> Exercise brief
Transcribe the records that follow. Keep every word exactly, and drop the pictures.

> Data for processing
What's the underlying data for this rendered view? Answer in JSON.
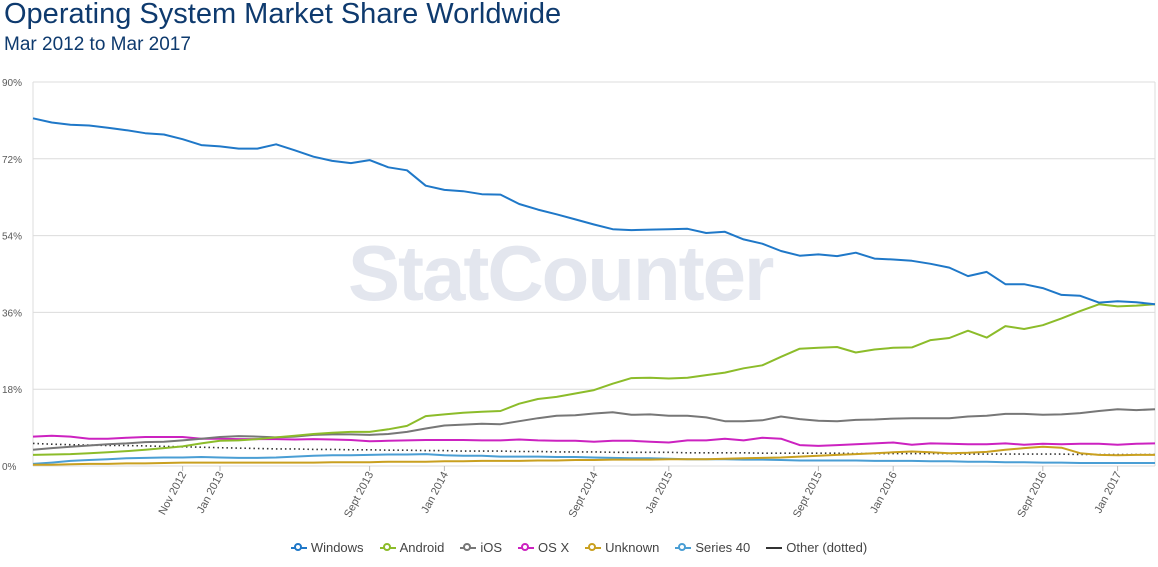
{
  "title": "Operating System Market Share Worldwide",
  "subtitle": "Mar 2012 to Mar 2017",
  "watermark": "StatCounter",
  "chart_data": {
    "type": "line",
    "title": "Operating System Market Share Worldwide",
    "subtitle": "Mar 2012 to Mar 2017",
    "xlabel": "",
    "ylabel": "",
    "ylim": [
      0,
      90
    ],
    "yticks": [
      "0%",
      "18%",
      "36%",
      "54%",
      "72%",
      "90%"
    ],
    "xtick_labels": [
      {
        "label": "Nov 2012",
        "index": 8
      },
      {
        "label": "Jan 2013",
        "index": 10
      },
      {
        "label": "Sept 2013",
        "index": 18
      },
      {
        "label": "Jan 2014",
        "index": 22
      },
      {
        "label": "Sept 2014",
        "index": 30
      },
      {
        "label": "Jan 2015",
        "index": 34
      },
      {
        "label": "Sept 2015",
        "index": 42
      },
      {
        "label": "Jan 2016",
        "index": 46
      },
      {
        "label": "Sept 2016",
        "index": 54
      },
      {
        "label": "Jan 2017",
        "index": 58
      }
    ],
    "grid": true,
    "legend_position": "bottom",
    "series": [
      {
        "name": "Windows",
        "color": "#1f78c8",
        "dotted": false,
        "values": [
          81.5,
          80.5,
          80.0,
          79.8,
          79.3,
          78.7,
          78.0,
          77.7,
          76.6,
          75.2,
          74.9,
          74.4,
          74.4,
          75.4,
          74.0,
          72.5,
          71.5,
          71.0,
          71.7,
          70.0,
          69.3,
          65.7,
          64.7,
          64.4,
          63.7,
          63.6,
          61.4,
          60.1,
          59.0,
          57.8,
          56.6,
          55.5,
          55.3,
          55.4,
          55.5,
          55.6,
          54.6,
          54.9,
          53.1,
          52.1,
          50.4,
          49.3,
          49.6,
          49.2,
          50.0,
          48.6,
          48.4,
          48.1,
          47.4,
          46.5,
          44.5,
          45.5,
          42.6,
          42.6,
          41.7,
          40.1,
          39.9,
          38.3,
          38.6,
          38.4,
          37.9
        ]
      },
      {
        "name": "Android",
        "color": "#8cbc2a",
        "dotted": false,
        "values": [
          2.6,
          2.7,
          2.8,
          3.0,
          3.2,
          3.5,
          3.8,
          4.2,
          4.6,
          5.3,
          5.9,
          6.0,
          6.3,
          6.7,
          7.1,
          7.5,
          7.8,
          8.0,
          8.0,
          8.6,
          9.4,
          11.7,
          12.1,
          12.5,
          12.7,
          12.9,
          14.6,
          15.7,
          16.2,
          17.0,
          17.8,
          19.3,
          20.6,
          20.7,
          20.5,
          20.7,
          21.3,
          21.9,
          22.9,
          23.6,
          25.6,
          27.5,
          27.7,
          27.9,
          26.6,
          27.3,
          27.7,
          27.8,
          29.5,
          30.0,
          31.7,
          30.1,
          32.8,
          32.1,
          33.0,
          34.6,
          36.3,
          37.9,
          37.4,
          37.6,
          37.9
        ]
      },
      {
        "name": "iOS",
        "color": "#777777",
        "dotted": false,
        "values": [
          3.8,
          4.2,
          4.5,
          4.8,
          5.1,
          5.3,
          5.6,
          5.7,
          6.0,
          6.4,
          6.8,
          7.0,
          6.9,
          6.7,
          6.9,
          7.3,
          7.4,
          7.4,
          7.3,
          7.5,
          8.0,
          8.8,
          9.5,
          9.7,
          9.9,
          9.8,
          10.5,
          11.2,
          11.8,
          11.9,
          12.3,
          12.6,
          12.0,
          12.1,
          11.8,
          11.8,
          11.4,
          10.5,
          10.5,
          10.7,
          11.6,
          11.0,
          10.6,
          10.5,
          10.8,
          10.9,
          11.1,
          11.2,
          11.2,
          11.2,
          11.6,
          11.8,
          12.2,
          12.2,
          12.0,
          12.1,
          12.4,
          12.9,
          13.3,
          13.1,
          13.3
        ]
      },
      {
        "name": "OS X",
        "color": "#cc22c0",
        "dotted": false,
        "values": [
          6.9,
          7.1,
          6.9,
          6.4,
          6.4,
          6.6,
          6.8,
          6.8,
          6.8,
          6.4,
          6.4,
          6.3,
          6.3,
          6.3,
          6.2,
          6.3,
          6.2,
          6.1,
          5.8,
          5.9,
          6.0,
          6.1,
          6.1,
          6.1,
          6.0,
          6.0,
          6.2,
          6.0,
          5.9,
          5.9,
          5.7,
          5.9,
          5.9,
          5.7,
          5.5,
          6.0,
          6.0,
          6.4,
          6.0,
          6.6,
          6.4,
          4.9,
          4.7,
          4.9,
          5.1,
          5.3,
          5.5,
          5.0,
          5.3,
          5.2,
          5.1,
          5.1,
          5.3,
          5.0,
          5.2,
          5.1,
          5.2,
          5.2,
          5.0,
          5.2,
          5.3
        ]
      },
      {
        "name": "Unknown",
        "color": "#c9a020",
        "dotted": false,
        "values": [
          0.3,
          0.3,
          0.4,
          0.5,
          0.5,
          0.6,
          0.6,
          0.7,
          0.8,
          0.8,
          0.8,
          0.8,
          0.8,
          0.8,
          0.8,
          0.8,
          0.9,
          0.9,
          0.9,
          1.0,
          1.0,
          1.0,
          1.1,
          1.1,
          1.2,
          1.2,
          1.2,
          1.3,
          1.3,
          1.4,
          1.4,
          1.5,
          1.5,
          1.5,
          1.6,
          1.6,
          1.6,
          1.7,
          1.8,
          1.9,
          2.0,
          2.2,
          2.4,
          2.6,
          2.8,
          3.0,
          3.2,
          3.4,
          3.2,
          3.0,
          3.1,
          3.3,
          3.8,
          4.2,
          4.5,
          4.3,
          3.0,
          2.6,
          2.5,
          2.6,
          2.6
        ]
      },
      {
        "name": "Series 40",
        "color": "#4a9ed4",
        "dotted": false,
        "values": [
          0.5,
          0.8,
          1.2,
          1.4,
          1.6,
          1.8,
          1.9,
          2.0,
          2.0,
          2.1,
          2.0,
          1.9,
          1.9,
          2.0,
          2.2,
          2.4,
          2.5,
          2.5,
          2.6,
          2.7,
          2.7,
          2.8,
          2.5,
          2.4,
          2.4,
          2.2,
          2.2,
          2.2,
          2.1,
          2.1,
          2.0,
          1.9,
          1.8,
          1.8,
          1.7,
          1.6,
          1.6,
          1.6,
          1.5,
          1.5,
          1.4,
          1.3,
          1.3,
          1.3,
          1.3,
          1.2,
          1.2,
          1.2,
          1.1,
          1.1,
          1.0,
          1.0,
          0.9,
          0.9,
          0.8,
          0.8,
          0.7,
          0.7,
          0.7,
          0.7,
          0.7
        ]
      },
      {
        "name": "Other (dotted)",
        "color": "#333333",
        "dotted": true,
        "values": [
          5.3,
          5.1,
          5.0,
          4.9,
          4.8,
          4.8,
          4.7,
          4.6,
          4.5,
          4.4,
          4.3,
          4.2,
          4.1,
          4.0,
          4.0,
          3.9,
          3.9,
          3.8,
          3.8,
          3.7,
          3.7,
          3.6,
          3.6,
          3.5,
          3.5,
          3.5,
          3.4,
          3.4,
          3.3,
          3.3,
          3.3,
          3.2,
          3.2,
          3.2,
          3.2,
          3.1,
          3.1,
          3.1,
          3.1,
          3.0,
          3.0,
          3.0,
          3.0,
          3.0,
          2.9,
          2.9,
          2.9,
          2.9,
          2.9,
          2.9,
          2.8,
          2.8,
          2.8,
          2.8,
          2.8,
          2.8,
          2.7,
          2.7,
          2.7,
          2.7,
          2.7
        ]
      }
    ]
  }
}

> Answer
What's the underlying data for this rendered view? Answer in JSON.
{
  "title": "Operating System Market Share Worldwide",
  "subtitle": "Mar 2012 to Mar 2017",
  "watermark": "StatCounter",
  "chart_data": {
    "type": "line",
    "title": "Operating System Market Share Worldwide",
    "subtitle": "Mar 2012 to Mar 2017",
    "xlabel": "",
    "ylabel": "",
    "ylim": [
      0,
      90
    ],
    "yticks": [
      "0%",
      "18%",
      "36%",
      "54%",
      "72%",
      "90%"
    ],
    "xtick_labels": [
      {
        "label": "Nov 2012",
        "index": 8
      },
      {
        "label": "Jan 2013",
        "index": 10
      },
      {
        "label": "Sept 2013",
        "index": 18
      },
      {
        "label": "Jan 2014",
        "index": 22
      },
      {
        "label": "Sept 2014",
        "index": 30
      },
      {
        "label": "Jan 2015",
        "index": 34
      },
      {
        "label": "Sept 2015",
        "index": 42
      },
      {
        "label": "Jan 2016",
        "index": 46
      },
      {
        "label": "Sept 2016",
        "index": 54
      },
      {
        "label": "Jan 2017",
        "index": 58
      }
    ],
    "grid": true,
    "legend_position": "bottom",
    "series": [
      {
        "name": "Windows",
        "color": "#1f78c8",
        "dotted": false,
        "values": [
          81.5,
          80.5,
          80.0,
          79.8,
          79.3,
          78.7,
          78.0,
          77.7,
          76.6,
          75.2,
          74.9,
          74.4,
          74.4,
          75.4,
          74.0,
          72.5,
          71.5,
          71.0,
          71.7,
          70.0,
          69.3,
          65.7,
          64.7,
          64.4,
          63.7,
          63.6,
          61.4,
          60.1,
          59.0,
          57.8,
          56.6,
          55.5,
          55.3,
          55.4,
          55.5,
          55.6,
          54.6,
          54.9,
          53.1,
          52.1,
          50.4,
          49.3,
          49.6,
          49.2,
          50.0,
          48.6,
          48.4,
          48.1,
          47.4,
          46.5,
          44.5,
          45.5,
          42.6,
          42.6,
          41.7,
          40.1,
          39.9,
          38.3,
          38.6,
          38.4,
          37.9
        ]
      },
      {
        "name": "Android",
        "color": "#8cbc2a",
        "dotted": false,
        "values": [
          2.6,
          2.7,
          2.8,
          3.0,
          3.2,
          3.5,
          3.8,
          4.2,
          4.6,
          5.3,
          5.9,
          6.0,
          6.3,
          6.7,
          7.1,
          7.5,
          7.8,
          8.0,
          8.0,
          8.6,
          9.4,
          11.7,
          12.1,
          12.5,
          12.7,
          12.9,
          14.6,
          15.7,
          16.2,
          17.0,
          17.8,
          19.3,
          20.6,
          20.7,
          20.5,
          20.7,
          21.3,
          21.9,
          22.9,
          23.6,
          25.6,
          27.5,
          27.7,
          27.9,
          26.6,
          27.3,
          27.7,
          27.8,
          29.5,
          30.0,
          31.7,
          30.1,
          32.8,
          32.1,
          33.0,
          34.6,
          36.3,
          37.9,
          37.4,
          37.6,
          37.9
        ]
      },
      {
        "name": "iOS",
        "color": "#777777",
        "dotted": false,
        "values": [
          3.8,
          4.2,
          4.5,
          4.8,
          5.1,
          5.3,
          5.6,
          5.7,
          6.0,
          6.4,
          6.8,
          7.0,
          6.9,
          6.7,
          6.9,
          7.3,
          7.4,
          7.4,
          7.3,
          7.5,
          8.0,
          8.8,
          9.5,
          9.7,
          9.9,
          9.8,
          10.5,
          11.2,
          11.8,
          11.9,
          12.3,
          12.6,
          12.0,
          12.1,
          11.8,
          11.8,
          11.4,
          10.5,
          10.5,
          10.7,
          11.6,
          11.0,
          10.6,
          10.5,
          10.8,
          10.9,
          11.1,
          11.2,
          11.2,
          11.2,
          11.6,
          11.8,
          12.2,
          12.2,
          12.0,
          12.1,
          12.4,
          12.9,
          13.3,
          13.1,
          13.3
        ]
      },
      {
        "name": "OS X",
        "color": "#cc22c0",
        "dotted": false,
        "values": [
          6.9,
          7.1,
          6.9,
          6.4,
          6.4,
          6.6,
          6.8,
          6.8,
          6.8,
          6.4,
          6.4,
          6.3,
          6.3,
          6.3,
          6.2,
          6.3,
          6.2,
          6.1,
          5.8,
          5.9,
          6.0,
          6.1,
          6.1,
          6.1,
          6.0,
          6.0,
          6.2,
          6.0,
          5.9,
          5.9,
          5.7,
          5.9,
          5.9,
          5.7,
          5.5,
          6.0,
          6.0,
          6.4,
          6.0,
          6.6,
          6.4,
          4.9,
          4.7,
          4.9,
          5.1,
          5.3,
          5.5,
          5.0,
          5.3,
          5.2,
          5.1,
          5.1,
          5.3,
          5.0,
          5.2,
          5.1,
          5.2,
          5.2,
          5.0,
          5.2,
          5.3
        ]
      },
      {
        "name": "Unknown",
        "color": "#c9a020",
        "dotted": false,
        "values": [
          0.3,
          0.3,
          0.4,
          0.5,
          0.5,
          0.6,
          0.6,
          0.7,
          0.8,
          0.8,
          0.8,
          0.8,
          0.8,
          0.8,
          0.8,
          0.8,
          0.9,
          0.9,
          0.9,
          1.0,
          1.0,
          1.0,
          1.1,
          1.1,
          1.2,
          1.2,
          1.2,
          1.3,
          1.3,
          1.4,
          1.4,
          1.5,
          1.5,
          1.5,
          1.6,
          1.6,
          1.6,
          1.7,
          1.8,
          1.9,
          2.0,
          2.2,
          2.4,
          2.6,
          2.8,
          3.0,
          3.2,
          3.4,
          3.2,
          3.0,
          3.1,
          3.3,
          3.8,
          4.2,
          4.5,
          4.3,
          3.0,
          2.6,
          2.5,
          2.6,
          2.6
        ]
      },
      {
        "name": "Series 40",
        "color": "#4a9ed4",
        "dotted": false,
        "values": [
          0.5,
          0.8,
          1.2,
          1.4,
          1.6,
          1.8,
          1.9,
          2.0,
          2.0,
          2.1,
          2.0,
          1.9,
          1.9,
          2.0,
          2.2,
          2.4,
          2.5,
          2.5,
          2.6,
          2.7,
          2.7,
          2.8,
          2.5,
          2.4,
          2.4,
          2.2,
          2.2,
          2.2,
          2.1,
          2.1,
          2.0,
          1.9,
          1.8,
          1.8,
          1.7,
          1.6,
          1.6,
          1.6,
          1.5,
          1.5,
          1.4,
          1.3,
          1.3,
          1.3,
          1.3,
          1.2,
          1.2,
          1.2,
          1.1,
          1.1,
          1.0,
          1.0,
          0.9,
          0.9,
          0.8,
          0.8,
          0.7,
          0.7,
          0.7,
          0.7,
          0.7
        ]
      },
      {
        "name": "Other (dotted)",
        "color": "#333333",
        "dotted": true,
        "values": [
          5.3,
          5.1,
          5.0,
          4.9,
          4.8,
          4.8,
          4.7,
          4.6,
          4.5,
          4.4,
          4.3,
          4.2,
          4.1,
          4.0,
          4.0,
          3.9,
          3.9,
          3.8,
          3.8,
          3.7,
          3.7,
          3.6,
          3.6,
          3.5,
          3.5,
          3.5,
          3.4,
          3.4,
          3.3,
          3.3,
          3.3,
          3.2,
          3.2,
          3.2,
          3.2,
          3.1,
          3.1,
          3.1,
          3.1,
          3.0,
          3.0,
          3.0,
          3.0,
          3.0,
          2.9,
          2.9,
          2.9,
          2.9,
          2.9,
          2.9,
          2.8,
          2.8,
          2.8,
          2.8,
          2.8,
          2.8,
          2.7,
          2.7,
          2.7,
          2.7,
          2.7
        ]
      }
    ]
  }
}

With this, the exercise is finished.